> _Directions for this task_: Return, verbatim, the rows from the first line up to and including the line containing "- essay-body: [240, 196, 1341, 2324]".

> _Rows of labeled boxes_:
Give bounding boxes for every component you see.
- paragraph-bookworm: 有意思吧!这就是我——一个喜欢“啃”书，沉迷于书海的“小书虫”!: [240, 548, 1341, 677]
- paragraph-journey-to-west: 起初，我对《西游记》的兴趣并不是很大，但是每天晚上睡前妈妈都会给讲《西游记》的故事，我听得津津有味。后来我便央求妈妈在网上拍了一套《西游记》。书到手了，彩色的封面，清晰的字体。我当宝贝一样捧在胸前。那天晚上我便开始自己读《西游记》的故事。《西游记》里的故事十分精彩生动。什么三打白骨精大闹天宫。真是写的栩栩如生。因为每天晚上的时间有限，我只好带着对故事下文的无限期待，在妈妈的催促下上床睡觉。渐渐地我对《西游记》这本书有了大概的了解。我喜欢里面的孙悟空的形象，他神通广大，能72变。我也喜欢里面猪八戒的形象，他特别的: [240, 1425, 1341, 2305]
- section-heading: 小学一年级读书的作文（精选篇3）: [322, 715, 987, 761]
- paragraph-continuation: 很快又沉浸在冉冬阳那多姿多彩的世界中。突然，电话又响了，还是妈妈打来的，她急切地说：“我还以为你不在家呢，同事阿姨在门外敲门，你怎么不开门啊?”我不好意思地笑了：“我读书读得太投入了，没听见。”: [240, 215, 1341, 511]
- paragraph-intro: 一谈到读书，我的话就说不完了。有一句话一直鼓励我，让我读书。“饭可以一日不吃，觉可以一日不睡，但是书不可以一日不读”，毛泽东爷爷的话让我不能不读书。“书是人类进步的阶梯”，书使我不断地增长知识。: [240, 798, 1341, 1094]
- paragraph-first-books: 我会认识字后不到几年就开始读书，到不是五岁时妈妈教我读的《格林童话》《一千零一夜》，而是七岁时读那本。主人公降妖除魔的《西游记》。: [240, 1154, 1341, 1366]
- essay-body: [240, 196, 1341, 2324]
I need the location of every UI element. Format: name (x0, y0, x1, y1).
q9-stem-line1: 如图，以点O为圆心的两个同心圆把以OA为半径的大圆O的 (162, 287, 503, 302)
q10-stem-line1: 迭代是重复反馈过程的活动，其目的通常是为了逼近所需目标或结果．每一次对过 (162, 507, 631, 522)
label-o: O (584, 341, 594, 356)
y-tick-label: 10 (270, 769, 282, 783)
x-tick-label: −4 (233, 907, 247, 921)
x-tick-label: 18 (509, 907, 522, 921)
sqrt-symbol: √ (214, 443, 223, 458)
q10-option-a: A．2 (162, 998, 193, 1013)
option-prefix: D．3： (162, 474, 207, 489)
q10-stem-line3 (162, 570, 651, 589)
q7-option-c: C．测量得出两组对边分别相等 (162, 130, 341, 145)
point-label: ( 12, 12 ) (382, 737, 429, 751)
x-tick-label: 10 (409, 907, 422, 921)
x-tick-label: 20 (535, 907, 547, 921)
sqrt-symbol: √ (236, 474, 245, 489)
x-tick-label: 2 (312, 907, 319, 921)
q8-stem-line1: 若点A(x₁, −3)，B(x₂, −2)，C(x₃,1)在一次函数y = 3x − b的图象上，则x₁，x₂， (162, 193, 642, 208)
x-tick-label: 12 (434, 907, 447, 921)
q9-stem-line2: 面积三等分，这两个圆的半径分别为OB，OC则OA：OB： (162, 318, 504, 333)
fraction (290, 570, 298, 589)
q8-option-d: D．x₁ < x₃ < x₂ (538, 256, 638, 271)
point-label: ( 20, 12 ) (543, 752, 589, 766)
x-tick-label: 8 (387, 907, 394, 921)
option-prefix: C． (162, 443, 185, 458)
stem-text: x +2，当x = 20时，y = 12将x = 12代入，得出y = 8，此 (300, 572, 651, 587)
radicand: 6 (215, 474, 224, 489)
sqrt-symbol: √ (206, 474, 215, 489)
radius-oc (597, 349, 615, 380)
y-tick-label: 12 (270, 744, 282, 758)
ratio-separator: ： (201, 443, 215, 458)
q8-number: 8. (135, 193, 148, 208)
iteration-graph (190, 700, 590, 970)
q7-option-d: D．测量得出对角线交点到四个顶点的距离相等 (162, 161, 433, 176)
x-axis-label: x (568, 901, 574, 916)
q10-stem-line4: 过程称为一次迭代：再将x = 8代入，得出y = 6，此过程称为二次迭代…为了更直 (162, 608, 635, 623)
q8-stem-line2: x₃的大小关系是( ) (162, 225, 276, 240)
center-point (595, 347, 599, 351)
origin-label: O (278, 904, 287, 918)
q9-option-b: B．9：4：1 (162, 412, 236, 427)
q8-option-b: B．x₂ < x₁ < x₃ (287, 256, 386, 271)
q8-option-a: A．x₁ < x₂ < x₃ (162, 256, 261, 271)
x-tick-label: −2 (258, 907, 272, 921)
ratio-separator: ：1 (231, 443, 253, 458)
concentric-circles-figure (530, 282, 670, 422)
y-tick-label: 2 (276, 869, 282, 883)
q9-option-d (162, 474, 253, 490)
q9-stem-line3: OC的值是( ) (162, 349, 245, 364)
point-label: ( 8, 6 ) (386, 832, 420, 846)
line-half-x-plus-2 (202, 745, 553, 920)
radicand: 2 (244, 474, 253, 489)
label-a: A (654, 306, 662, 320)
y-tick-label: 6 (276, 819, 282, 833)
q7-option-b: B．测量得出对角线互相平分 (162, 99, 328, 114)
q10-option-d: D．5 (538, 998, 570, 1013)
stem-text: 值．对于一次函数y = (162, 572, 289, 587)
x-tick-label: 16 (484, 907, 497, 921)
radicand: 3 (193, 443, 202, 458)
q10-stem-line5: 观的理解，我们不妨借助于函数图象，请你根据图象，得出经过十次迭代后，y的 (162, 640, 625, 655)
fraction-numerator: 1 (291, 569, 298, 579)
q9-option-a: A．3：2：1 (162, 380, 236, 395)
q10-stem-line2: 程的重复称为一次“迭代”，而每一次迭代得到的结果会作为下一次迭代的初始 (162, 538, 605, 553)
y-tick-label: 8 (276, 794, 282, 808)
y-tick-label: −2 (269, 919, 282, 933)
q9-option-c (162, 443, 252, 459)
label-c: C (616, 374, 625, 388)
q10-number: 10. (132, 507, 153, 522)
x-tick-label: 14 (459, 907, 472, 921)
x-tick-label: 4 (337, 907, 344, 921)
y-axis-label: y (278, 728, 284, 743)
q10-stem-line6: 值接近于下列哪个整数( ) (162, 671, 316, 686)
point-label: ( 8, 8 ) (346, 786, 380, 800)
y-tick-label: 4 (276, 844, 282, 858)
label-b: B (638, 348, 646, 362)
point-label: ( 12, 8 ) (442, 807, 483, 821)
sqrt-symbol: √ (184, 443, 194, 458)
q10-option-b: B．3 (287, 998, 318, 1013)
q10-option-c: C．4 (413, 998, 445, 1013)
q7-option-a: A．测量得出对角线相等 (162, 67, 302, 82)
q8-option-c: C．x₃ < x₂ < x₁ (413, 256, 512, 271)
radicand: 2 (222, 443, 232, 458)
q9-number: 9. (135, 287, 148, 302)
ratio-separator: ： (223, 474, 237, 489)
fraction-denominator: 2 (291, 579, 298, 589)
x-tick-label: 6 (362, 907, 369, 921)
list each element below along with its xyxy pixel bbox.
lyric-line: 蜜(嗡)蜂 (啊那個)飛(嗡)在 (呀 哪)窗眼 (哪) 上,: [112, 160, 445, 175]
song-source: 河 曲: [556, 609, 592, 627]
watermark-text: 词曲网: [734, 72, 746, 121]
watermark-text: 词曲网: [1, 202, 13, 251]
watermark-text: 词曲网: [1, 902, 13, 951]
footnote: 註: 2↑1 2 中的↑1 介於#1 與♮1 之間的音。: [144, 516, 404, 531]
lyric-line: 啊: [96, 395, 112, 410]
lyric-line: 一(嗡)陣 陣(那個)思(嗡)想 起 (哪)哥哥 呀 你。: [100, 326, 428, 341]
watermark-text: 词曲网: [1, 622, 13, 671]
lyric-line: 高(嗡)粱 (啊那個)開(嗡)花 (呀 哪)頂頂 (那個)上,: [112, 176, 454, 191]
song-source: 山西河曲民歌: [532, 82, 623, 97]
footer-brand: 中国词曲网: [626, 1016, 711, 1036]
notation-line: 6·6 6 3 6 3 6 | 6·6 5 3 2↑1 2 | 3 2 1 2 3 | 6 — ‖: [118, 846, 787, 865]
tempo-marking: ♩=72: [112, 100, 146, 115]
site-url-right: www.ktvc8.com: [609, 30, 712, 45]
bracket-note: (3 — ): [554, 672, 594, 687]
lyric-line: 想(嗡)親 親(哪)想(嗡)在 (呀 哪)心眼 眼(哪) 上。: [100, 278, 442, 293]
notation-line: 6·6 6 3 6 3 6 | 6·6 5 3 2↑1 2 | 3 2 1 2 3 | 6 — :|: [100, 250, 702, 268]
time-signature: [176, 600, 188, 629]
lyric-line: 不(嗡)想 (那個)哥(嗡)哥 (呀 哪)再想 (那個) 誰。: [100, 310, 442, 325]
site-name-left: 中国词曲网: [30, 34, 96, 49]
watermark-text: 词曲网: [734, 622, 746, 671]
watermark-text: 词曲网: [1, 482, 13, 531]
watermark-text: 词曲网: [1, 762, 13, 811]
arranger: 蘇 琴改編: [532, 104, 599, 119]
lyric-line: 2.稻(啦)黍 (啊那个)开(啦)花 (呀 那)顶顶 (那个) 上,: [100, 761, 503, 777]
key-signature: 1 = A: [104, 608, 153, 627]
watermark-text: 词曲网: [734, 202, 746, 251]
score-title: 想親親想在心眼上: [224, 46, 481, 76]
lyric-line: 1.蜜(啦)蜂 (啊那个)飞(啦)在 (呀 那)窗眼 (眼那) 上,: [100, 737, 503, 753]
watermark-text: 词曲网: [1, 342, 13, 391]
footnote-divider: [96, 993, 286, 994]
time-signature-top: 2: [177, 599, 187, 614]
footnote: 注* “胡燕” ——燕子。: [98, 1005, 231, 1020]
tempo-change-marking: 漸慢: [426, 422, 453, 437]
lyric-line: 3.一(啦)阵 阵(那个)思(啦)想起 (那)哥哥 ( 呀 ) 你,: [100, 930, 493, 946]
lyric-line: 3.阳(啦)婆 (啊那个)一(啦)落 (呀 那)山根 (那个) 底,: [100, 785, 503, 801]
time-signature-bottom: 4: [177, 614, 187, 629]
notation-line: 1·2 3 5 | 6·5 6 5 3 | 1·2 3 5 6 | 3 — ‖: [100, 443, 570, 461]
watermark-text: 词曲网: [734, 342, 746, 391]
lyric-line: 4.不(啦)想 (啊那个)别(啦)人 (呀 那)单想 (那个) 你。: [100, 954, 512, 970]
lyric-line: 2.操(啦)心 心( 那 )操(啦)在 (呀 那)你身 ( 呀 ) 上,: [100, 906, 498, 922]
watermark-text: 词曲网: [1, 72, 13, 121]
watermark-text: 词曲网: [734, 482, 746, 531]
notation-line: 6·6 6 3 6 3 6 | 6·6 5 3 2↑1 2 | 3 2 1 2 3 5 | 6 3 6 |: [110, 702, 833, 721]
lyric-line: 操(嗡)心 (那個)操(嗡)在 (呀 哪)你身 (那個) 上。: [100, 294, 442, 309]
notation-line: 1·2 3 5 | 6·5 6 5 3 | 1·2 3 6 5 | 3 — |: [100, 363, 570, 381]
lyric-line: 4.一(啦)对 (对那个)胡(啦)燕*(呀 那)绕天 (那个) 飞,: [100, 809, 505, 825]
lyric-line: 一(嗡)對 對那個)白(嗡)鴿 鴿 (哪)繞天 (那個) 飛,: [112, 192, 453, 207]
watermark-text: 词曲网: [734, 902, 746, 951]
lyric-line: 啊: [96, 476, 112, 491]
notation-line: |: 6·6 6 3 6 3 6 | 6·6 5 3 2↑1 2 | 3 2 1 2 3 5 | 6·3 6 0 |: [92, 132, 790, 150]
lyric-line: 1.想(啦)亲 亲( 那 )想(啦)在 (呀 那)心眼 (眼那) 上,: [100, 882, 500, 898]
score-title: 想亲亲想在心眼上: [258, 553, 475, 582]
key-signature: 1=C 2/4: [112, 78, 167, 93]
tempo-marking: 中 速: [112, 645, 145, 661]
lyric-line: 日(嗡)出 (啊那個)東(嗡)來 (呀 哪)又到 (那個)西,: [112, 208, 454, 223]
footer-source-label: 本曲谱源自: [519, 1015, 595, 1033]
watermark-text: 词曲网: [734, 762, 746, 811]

> _Exercise output_:
Give bounding boxes for every component you see.
- paragraph-bookworm: 有意思吧!这就是我——一个喜欢“啃”书，沉迷于书海的“小书虫”!: [240, 548, 1341, 677]
- paragraph-journey-to-west: 起初，我对《西游记》的兴趣并不是很大，但是每天晚上睡前妈妈都会给讲《西游记》的故事，我听得津津有味。后来我便央求妈妈在网上拍了一套《西游记》。书到手了，彩色的封面，清晰的字体。我当宝贝一样捧在胸前。那天晚上我便开始自己读《西游记》的故事。《西游记》里的故事十分精彩生动。什么三打白骨精大闹天宫。真是写的栩栩如生。因为每天晚上的时间有限，我只好带着对故事下文的无限期待，在妈妈的催促下上床睡觉。渐渐地我对《西游记》这本书有了大概的了解。我喜欢里面的孙悟空的形象，他神通广大，能72变。我也喜欢里面猪八戒的形象，他特别的: [240, 1425, 1341, 2305]
- section-heading: 小学一年级读书的作文（精选篇3）: [322, 715, 987, 761]
- paragraph-continuation: 很快又沉浸在冉冬阳那多姿多彩的世界中。突然，电话又响了，还是妈妈打来的，她急切地说：“我还以为你不在家呢，同事阿姨在门外敲门，你怎么不开门啊?”我不好意思地笑了：“我读书读得太投入了，没听见。”: [240, 215, 1341, 511]
- paragraph-intro: 一谈到读书，我的话就说不完了。有一句话一直鼓励我，让我读书。“饭可以一日不吃，觉可以一日不睡，但是书不可以一日不读”，毛泽东爷爷的话让我不能不读书。“书是人类进步的阶梯”，书使我不断地增长知识。: [240, 798, 1341, 1094]
- paragraph-first-books: 我会认识字后不到几年就开始读书，到不是五岁时妈妈教我读的《格林童话》《一千零一夜》，而是七岁时读那本。主人公降妖除魔的《西游记》。: [240, 1154, 1341, 1366]
- essay-body: [240, 196, 1341, 2324]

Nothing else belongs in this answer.